Data entries:
%%

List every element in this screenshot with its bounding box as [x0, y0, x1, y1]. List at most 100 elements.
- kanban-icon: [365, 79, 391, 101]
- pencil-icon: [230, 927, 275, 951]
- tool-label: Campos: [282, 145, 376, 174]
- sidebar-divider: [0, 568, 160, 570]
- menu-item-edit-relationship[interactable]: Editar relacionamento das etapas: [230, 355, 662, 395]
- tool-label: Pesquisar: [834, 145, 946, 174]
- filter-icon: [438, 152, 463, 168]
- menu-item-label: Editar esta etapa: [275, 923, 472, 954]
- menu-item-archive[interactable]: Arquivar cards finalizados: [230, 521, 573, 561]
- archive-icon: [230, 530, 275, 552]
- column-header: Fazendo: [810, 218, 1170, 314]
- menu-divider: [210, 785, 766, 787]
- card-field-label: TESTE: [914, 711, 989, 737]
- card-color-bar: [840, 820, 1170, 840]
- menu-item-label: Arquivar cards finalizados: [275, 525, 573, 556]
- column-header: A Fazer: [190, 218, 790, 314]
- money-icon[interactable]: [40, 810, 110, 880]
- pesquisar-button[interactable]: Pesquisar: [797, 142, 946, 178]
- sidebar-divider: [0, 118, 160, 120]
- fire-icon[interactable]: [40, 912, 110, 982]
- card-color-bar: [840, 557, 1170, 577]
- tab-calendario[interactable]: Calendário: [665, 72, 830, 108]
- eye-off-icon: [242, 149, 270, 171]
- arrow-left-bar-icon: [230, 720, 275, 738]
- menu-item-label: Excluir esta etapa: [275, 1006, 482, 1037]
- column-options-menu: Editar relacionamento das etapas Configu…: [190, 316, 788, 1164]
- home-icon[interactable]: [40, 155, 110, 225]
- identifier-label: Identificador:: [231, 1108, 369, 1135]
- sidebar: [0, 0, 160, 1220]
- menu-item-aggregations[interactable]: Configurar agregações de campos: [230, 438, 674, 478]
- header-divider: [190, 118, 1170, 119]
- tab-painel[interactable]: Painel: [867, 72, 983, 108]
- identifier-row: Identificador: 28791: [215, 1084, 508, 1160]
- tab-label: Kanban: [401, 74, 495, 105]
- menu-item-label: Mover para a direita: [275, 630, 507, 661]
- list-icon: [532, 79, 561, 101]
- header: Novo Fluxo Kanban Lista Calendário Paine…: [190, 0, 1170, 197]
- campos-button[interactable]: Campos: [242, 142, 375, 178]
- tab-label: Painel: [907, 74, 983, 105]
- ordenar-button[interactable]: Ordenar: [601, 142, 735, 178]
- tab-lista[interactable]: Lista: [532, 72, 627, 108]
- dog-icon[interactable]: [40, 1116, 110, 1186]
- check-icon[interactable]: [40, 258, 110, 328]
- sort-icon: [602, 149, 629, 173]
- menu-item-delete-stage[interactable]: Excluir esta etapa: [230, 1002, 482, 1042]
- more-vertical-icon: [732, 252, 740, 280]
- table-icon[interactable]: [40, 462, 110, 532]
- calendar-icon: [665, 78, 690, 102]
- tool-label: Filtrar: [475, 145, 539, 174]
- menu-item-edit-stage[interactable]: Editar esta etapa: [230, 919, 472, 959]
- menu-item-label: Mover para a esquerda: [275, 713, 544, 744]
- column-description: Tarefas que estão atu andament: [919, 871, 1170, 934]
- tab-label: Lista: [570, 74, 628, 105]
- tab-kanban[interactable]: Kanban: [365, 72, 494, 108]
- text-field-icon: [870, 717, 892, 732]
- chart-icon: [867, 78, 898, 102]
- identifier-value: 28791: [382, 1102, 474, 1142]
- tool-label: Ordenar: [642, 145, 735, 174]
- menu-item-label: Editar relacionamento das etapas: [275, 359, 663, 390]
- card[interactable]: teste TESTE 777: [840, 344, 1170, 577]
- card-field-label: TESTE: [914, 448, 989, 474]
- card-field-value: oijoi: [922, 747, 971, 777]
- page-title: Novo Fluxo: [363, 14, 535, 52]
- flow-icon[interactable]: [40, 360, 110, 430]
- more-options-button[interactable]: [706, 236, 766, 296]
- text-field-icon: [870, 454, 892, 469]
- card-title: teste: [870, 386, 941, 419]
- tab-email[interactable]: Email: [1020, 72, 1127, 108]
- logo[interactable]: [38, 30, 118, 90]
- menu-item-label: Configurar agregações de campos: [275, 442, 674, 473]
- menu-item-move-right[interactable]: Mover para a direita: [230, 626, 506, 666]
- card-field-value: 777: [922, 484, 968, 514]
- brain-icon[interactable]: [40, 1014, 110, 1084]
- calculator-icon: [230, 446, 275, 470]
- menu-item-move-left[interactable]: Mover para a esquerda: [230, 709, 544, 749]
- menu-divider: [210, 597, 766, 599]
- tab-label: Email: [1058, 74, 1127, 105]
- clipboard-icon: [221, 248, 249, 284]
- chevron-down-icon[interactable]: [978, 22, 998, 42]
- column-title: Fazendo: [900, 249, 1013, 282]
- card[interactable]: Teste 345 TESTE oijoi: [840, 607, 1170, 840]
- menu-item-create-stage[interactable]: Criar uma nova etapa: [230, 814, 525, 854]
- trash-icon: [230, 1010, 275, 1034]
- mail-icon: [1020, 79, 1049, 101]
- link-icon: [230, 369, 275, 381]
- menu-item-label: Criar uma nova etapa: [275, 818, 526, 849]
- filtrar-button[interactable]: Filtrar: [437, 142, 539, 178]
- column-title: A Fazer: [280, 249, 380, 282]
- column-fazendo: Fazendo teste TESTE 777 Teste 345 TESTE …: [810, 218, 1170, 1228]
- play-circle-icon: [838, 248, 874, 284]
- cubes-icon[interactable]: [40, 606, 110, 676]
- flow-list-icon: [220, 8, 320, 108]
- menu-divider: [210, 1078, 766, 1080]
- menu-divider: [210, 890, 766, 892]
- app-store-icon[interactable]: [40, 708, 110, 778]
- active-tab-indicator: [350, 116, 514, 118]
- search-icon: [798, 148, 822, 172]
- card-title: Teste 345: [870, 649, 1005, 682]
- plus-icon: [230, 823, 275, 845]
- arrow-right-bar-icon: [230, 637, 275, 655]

%%

• _What to work on_
Convert every line of the material above into a Markdown table with the columns Row and Entry. Number the rows in order and leave out any blank lines.

• _Response below_
| Row | Entry |
|---|---|
| 1 | List every element in this screenshot with its bounding box as [x0, y0, x1, y1]. List at most 100 elements. |
| 2 | - kanban-icon: [365, 79, 391, 101] |
| 3 | - pencil-icon: [230, 927, 275, 951] |
| 4 | - tool-label: Campos: [282, 145, 376, 174] |
| 5 | - sidebar-divider: [0, 568, 160, 570] |
| 6 | - menu-item-edit-relationship[interactable]: Editar relacionamento das etapas: [230, 355, 662, 395] |
| 7 | - tool-label: Pesquisar: [834, 145, 946, 174] |
| 8 | - filter-icon: [438, 152, 463, 168] |
| 9 | - menu-item-label: Editar esta etapa: [275, 923, 472, 954] |
| 10 | - menu-item-archive[interactable]: Arquivar cards finalizados: [230, 521, 573, 561] |
| 11 | - archive-icon: [230, 530, 275, 552] |
| 12 | - column-header: Fazendo: [810, 218, 1170, 314] |
| 13 | - menu-divider: [210, 785, 766, 787] |
| 14 | - card-field-label: TESTE: [914, 711, 989, 737] |
| 15 | - card-color-bar: [840, 820, 1170, 840] |
| 16 | - menu-item-label: Arquivar cards finalizados: [275, 525, 573, 556] |
| 17 | - column-header: A Fazer: [190, 218, 790, 314] |
| 18 | - money-icon[interactable]: [40, 810, 110, 880] |
| 19 | - pesquisar-button[interactable]: Pesquisar: [797, 142, 946, 178] |
| 20 | - sidebar-divider: [0, 118, 160, 120] |
| 21 | - fire-icon[interactable]: [40, 912, 110, 982] |
| 22 | - card-color-bar: [840, 557, 1170, 577] |
| 23 | - tab-calendario[interactable]: Calendário: [665, 72, 830, 108] |
| 24 | - eye-off-icon: [242, 149, 270, 171] |
| 25 | - arrow-left-bar-icon: [230, 720, 275, 738] |
| 26 | - menu-item-label: Excluir esta etapa: [275, 1006, 482, 1037] |
| 27 | - column-options-menu: Editar relacionamento das etapas Configu…: [190, 316, 788, 1164] |
| 28 | - home-icon[interactable]: [40, 155, 110, 225] |
| 29 | - identifier-label: Identificador:: [231, 1108, 369, 1135] |
| 30 | - sidebar: [0, 0, 160, 1220] |
| 31 | - menu-item-aggregations[interactable]: Configurar agregações de campos: [230, 438, 674, 478] |
| 32 | - header-divider: [190, 118, 1170, 119] |
| 33 | - tab-painel[interactable]: Painel: [867, 72, 983, 108] |
| 34 | - identifier-row: Identificador: 28791: [215, 1084, 508, 1160] |
| 35 | - tab-label: Kanban: [401, 74, 495, 105] |
| 36 | - menu-item-label: Mover para a direita: [275, 630, 507, 661] |
| 37 | - list-icon: [532, 79, 561, 101] |
| 38 | - header: Novo Fluxo Kanban Lista Calendário Paine…: [190, 0, 1170, 197] |
| 39 | - campos-button[interactable]: Campos: [242, 142, 375, 178] |
| 40 | - tab-label: Painel: [907, 74, 983, 105] |
| 41 | - ordenar-button[interactable]: Ordenar: [601, 142, 735, 178] |
| 42 | - tab-lista[interactable]: Lista: [532, 72, 627, 108] |
| 43 | - dog-icon[interactable]: [40, 1116, 110, 1186] |
| 44 | - check-icon[interactable]: [40, 258, 110, 328] |
| 45 | - sort-icon: [602, 149, 629, 173] |
| 46 | - menu-item-delete-stage[interactable]: Excluir esta etapa: [230, 1002, 482, 1042] |
| 47 | - more-vertical-icon: [732, 252, 740, 280] |
| 48 | - table-icon[interactable]: [40, 462, 110, 532] |
| 49 | - calendar-icon: [665, 78, 690, 102] |
| 50 | - tool-label: Filtrar: [475, 145, 539, 174] |
| 51 | - menu-item-edit-stage[interactable]: Editar esta etapa: [230, 919, 472, 959] |
| 52 | - menu-item-label: Mover para a esquerda: [275, 713, 544, 744] |
| 53 | - column-description: Tarefas que estão atu andament: [919, 871, 1170, 934] |
| 54 | - tab-label: Lista: [570, 74, 628, 105] |
| 55 | - tab-kanban[interactable]: Kanban: [365, 72, 494, 108] |
| 56 | - text-field-icon: [870, 717, 892, 732] |
| 57 | - chart-icon: [867, 78, 898, 102] |
| 58 | - identifier-value: 28791: [382, 1102, 474, 1142] |
| 59 | - tool-label: Ordenar: [642, 145, 735, 174] |
| 60 | - menu-item-label: Editar relacionamento das etapas: [275, 359, 663, 390] |
| 61 | - card[interactable]: teste TESTE 777: [840, 344, 1170, 577] |
| 62 | - card-field-label: TESTE: [914, 448, 989, 474] |
| 63 | - card-field-value: oijoi: [922, 747, 971, 777] |
| 64 | - page-title: Novo Fluxo: [363, 14, 535, 52] |
| 65 | - flow-icon[interactable]: [40, 360, 110, 430] |
| 66 | - more-options-button[interactable]: [706, 236, 766, 296] |
| 67 | - text-field-icon: [870, 454, 892, 469] |
| 68 | - card-title: teste: [870, 386, 941, 419] |
| 69 | - tab-email[interactable]: Email: [1020, 72, 1127, 108] |
| 70 | - logo[interactable]: [38, 30, 118, 90] |
| 71 | - menu-item-label: Configurar agregações de campos: [275, 442, 674, 473] |
| 72 | - menu-item-move-right[interactable]: Mover para a direita: [230, 626, 506, 666] |
| 73 | - card-field-value: 777: [922, 484, 968, 514] |
| 74 | - brain-icon[interactable]: [40, 1014, 110, 1084] |
| 75 | - calculator-icon: [230, 446, 275, 470] |
| 76 | - menu-item-move-left[interactable]: Mover para a esquerda: [230, 709, 544, 749] |
| 77 | - menu-divider: [210, 597, 766, 599] |
| 78 | - tab-label: Email: [1058, 74, 1127, 105] |
| 79 | - clipboard-icon: [221, 248, 249, 284] |
| 80 | - chevron-down-icon[interactable]: [978, 22, 998, 42] |
| 81 | - column-title: Fazendo: [900, 249, 1013, 282] |
| 82 | - card[interactable]: Teste 345 TESTE oijoi: [840, 607, 1170, 840] |
| 83 | - menu-item-create-stage[interactable]: Criar uma nova etapa: [230, 814, 525, 854] |
| 84 | - trash-icon: [230, 1010, 275, 1034] |
| 85 | - mail-icon: [1020, 79, 1049, 101] |
| 86 | - link-icon: [230, 369, 275, 381] |
| 87 | - menu-item-label: Criar uma nova etapa: [275, 818, 526, 849] |
| 88 | - filtrar-button[interactable]: Filtrar: [437, 142, 539, 178] |
| 89 | - column-title: A Fazer: [280, 249, 380, 282] |
| 90 | - column-fazendo: Fazendo teste TESTE 777 Teste 345 TESTE …: [810, 218, 1170, 1228] |
| 91 | - play-circle-icon: [838, 248, 874, 284] |
| 92 | - cubes-icon[interactable]: [40, 606, 110, 676] |
| 93 | - flow-list-icon: [220, 8, 320, 108] |
| 94 | - menu-divider: [210, 1078, 766, 1080] |
| 95 | - menu-divider: [210, 890, 766, 892] |
| 96 | - app-store-icon[interactable]: [40, 708, 110, 778] |
| 97 | - active-tab-indicator: [350, 116, 514, 118] |
| 98 | - search-icon: [798, 148, 822, 172] |
| 99 | - card-title: Teste 345: [870, 649, 1005, 682] |
| 100 | - plus-icon: [230, 823, 275, 845] |
| 101 | - arrow-right-bar-icon: [230, 637, 275, 655] |